Data records
──────────────────────────────

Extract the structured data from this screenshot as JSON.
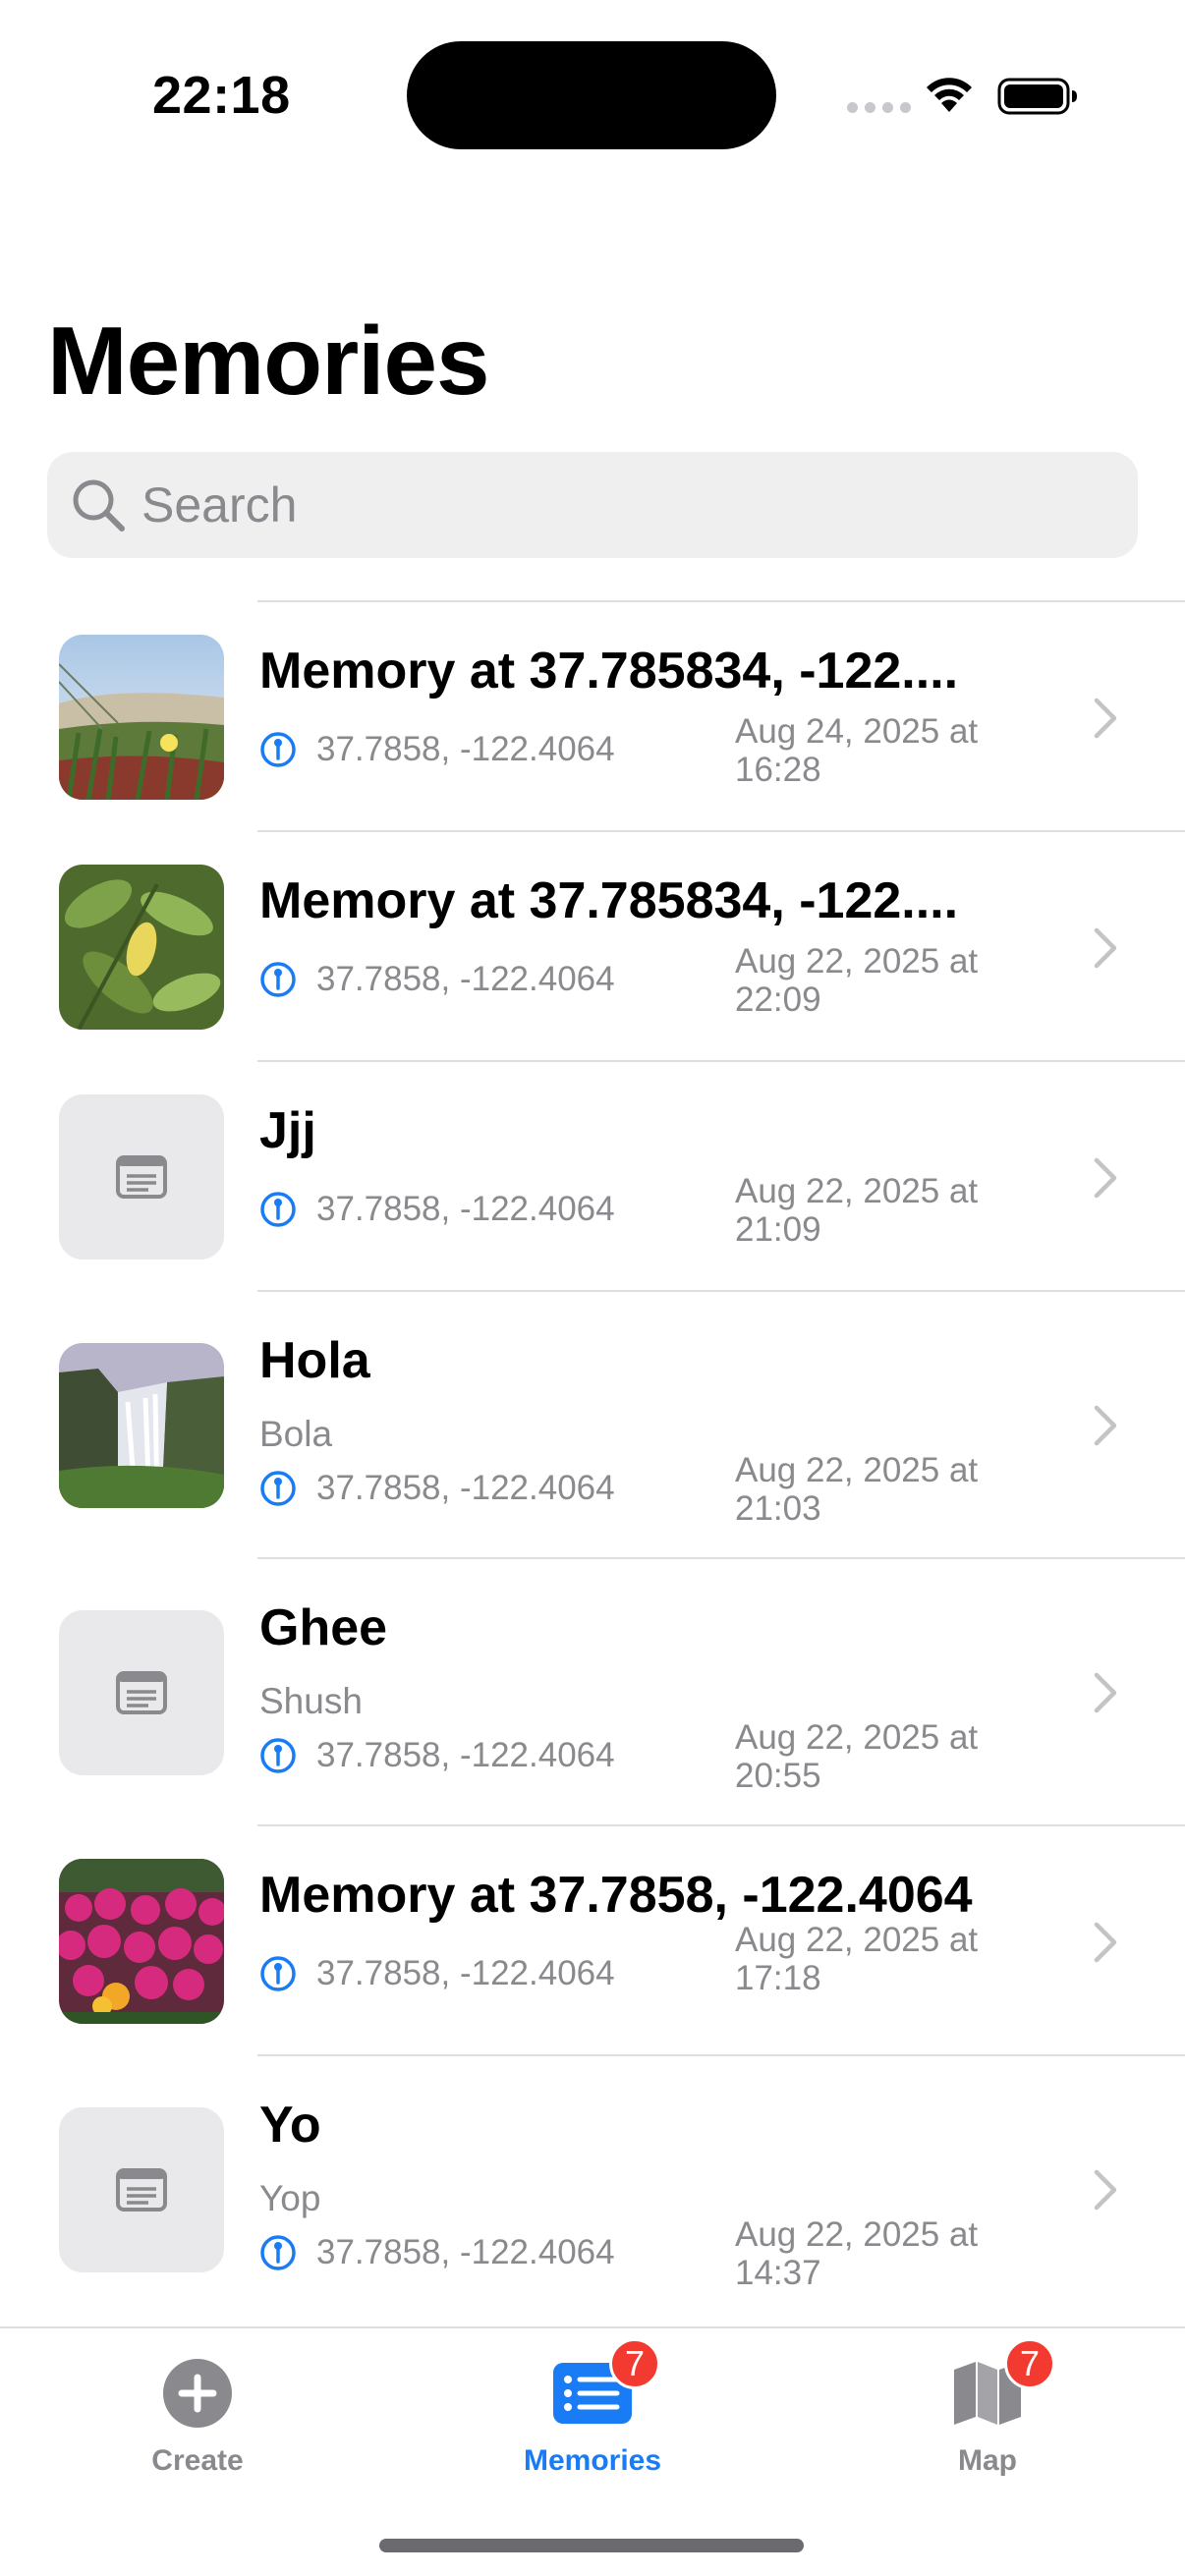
{
  "status_bar": {
    "time": "22:18"
  },
  "page": {
    "title": "Memories"
  },
  "search": {
    "placeholder": "Search"
  },
  "memories": [
    {
      "title": "Memory at 37.785834, -122....",
      "subtitle": "",
      "coords": "37.7858, -122.4064",
      "date": "Aug 24, 2025 at 16:28",
      "thumbnail": "grass-dune-photo"
    },
    {
      "title": "Memory at 37.785834, -122....",
      "subtitle": "",
      "coords": "37.7858, -122.4064",
      "date": "Aug 22, 2025 at 22:09",
      "thumbnail": "green-leaves-photo"
    },
    {
      "title": "Jjj",
      "subtitle": "",
      "coords": "37.7858, -122.4064",
      "date": "Aug 22, 2025 at 21:09",
      "thumbnail": "note-placeholder-icon"
    },
    {
      "title": "Hola",
      "subtitle": "Bola",
      "coords": "37.7858, -122.4064",
      "date": "Aug 22, 2025 at 21:03",
      "thumbnail": "waterfall-photo"
    },
    {
      "title": "Ghee",
      "subtitle": "Shush",
      "coords": "37.7858, -122.4064",
      "date": "Aug 22, 2025 at 20:55",
      "thumbnail": "note-placeholder-icon"
    },
    {
      "title": "Memory at 37.7858, -122.4064",
      "subtitle": "",
      "coords": "37.7858, -122.4064",
      "date": "Aug 22, 2025 at 17:18",
      "thumbnail": "pink-flowers-photo"
    },
    {
      "title": "Yo",
      "subtitle": "Yop",
      "coords": "37.7858, -122.4064",
      "date": "Aug 22, 2025 at 14:37",
      "thumbnail": "note-placeholder-icon"
    }
  ],
  "tab_bar": {
    "create": {
      "label": "Create",
      "icon": "plus-circle-icon"
    },
    "memories": {
      "label": "Memories",
      "icon": "list-icon",
      "badge": "7",
      "active": true
    },
    "map": {
      "label": "Map",
      "icon": "map-icon",
      "badge": "7"
    }
  },
  "colors": {
    "accent": "#1a7cf5",
    "badge": "#f23a30",
    "secondary_text": "#8a8a8e",
    "search_bg": "#efeff0",
    "placeholder_bg": "#e9e9eb"
  }
}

──────────────────────────────

-- Exercise details --
Would you mind returning each entry above word for word, skipping the images?

-- Result for this task --
Extract the structured data from this screenshot as JSON.
{
  "status_bar": {
    "time": "22:18"
  },
  "page": {
    "title": "Memories"
  },
  "search": {
    "placeholder": "Search"
  },
  "memories": [
    {
      "title": "Memory at 37.785834, -122....",
      "subtitle": "",
      "coords": "37.7858, -122.4064",
      "date": "Aug 24, 2025 at 16:28",
      "thumbnail": "grass-dune-photo"
    },
    {
      "title": "Memory at 37.785834, -122....",
      "subtitle": "",
      "coords": "37.7858, -122.4064",
      "date": "Aug 22, 2025 at 22:09",
      "thumbnail": "green-leaves-photo"
    },
    {
      "title": "Jjj",
      "subtitle": "",
      "coords": "37.7858, -122.4064",
      "date": "Aug 22, 2025 at 21:09",
      "thumbnail": "note-placeholder-icon"
    },
    {
      "title": "Hola",
      "subtitle": "Bola",
      "coords": "37.7858, -122.4064",
      "date": "Aug 22, 2025 at 21:03",
      "thumbnail": "waterfall-photo"
    },
    {
      "title": "Ghee",
      "subtitle": "Shush",
      "coords": "37.7858, -122.4064",
      "date": "Aug 22, 2025 at 20:55",
      "thumbnail": "note-placeholder-icon"
    },
    {
      "title": "Memory at 37.7858, -122.4064",
      "subtitle": "",
      "coords": "37.7858, -122.4064",
      "date": "Aug 22, 2025 at 17:18",
      "thumbnail": "pink-flowers-photo"
    },
    {
      "title": "Yo",
      "subtitle": "Yop",
      "coords": "37.7858, -122.4064",
      "date": "Aug 22, 2025 at 14:37",
      "thumbnail": "note-placeholder-icon"
    }
  ],
  "tab_bar": {
    "create": {
      "label": "Create",
      "icon": "plus-circle-icon"
    },
    "memories": {
      "label": "Memories",
      "icon": "list-icon",
      "badge": "7",
      "active": true
    },
    "map": {
      "label": "Map",
      "icon": "map-icon",
      "badge": "7"
    }
  },
  "colors": {
    "accent": "#1a7cf5",
    "badge": "#f23a30",
    "secondary_text": "#8a8a8e",
    "search_bg": "#efeff0",
    "placeholder_bg": "#e9e9eb"
  }
}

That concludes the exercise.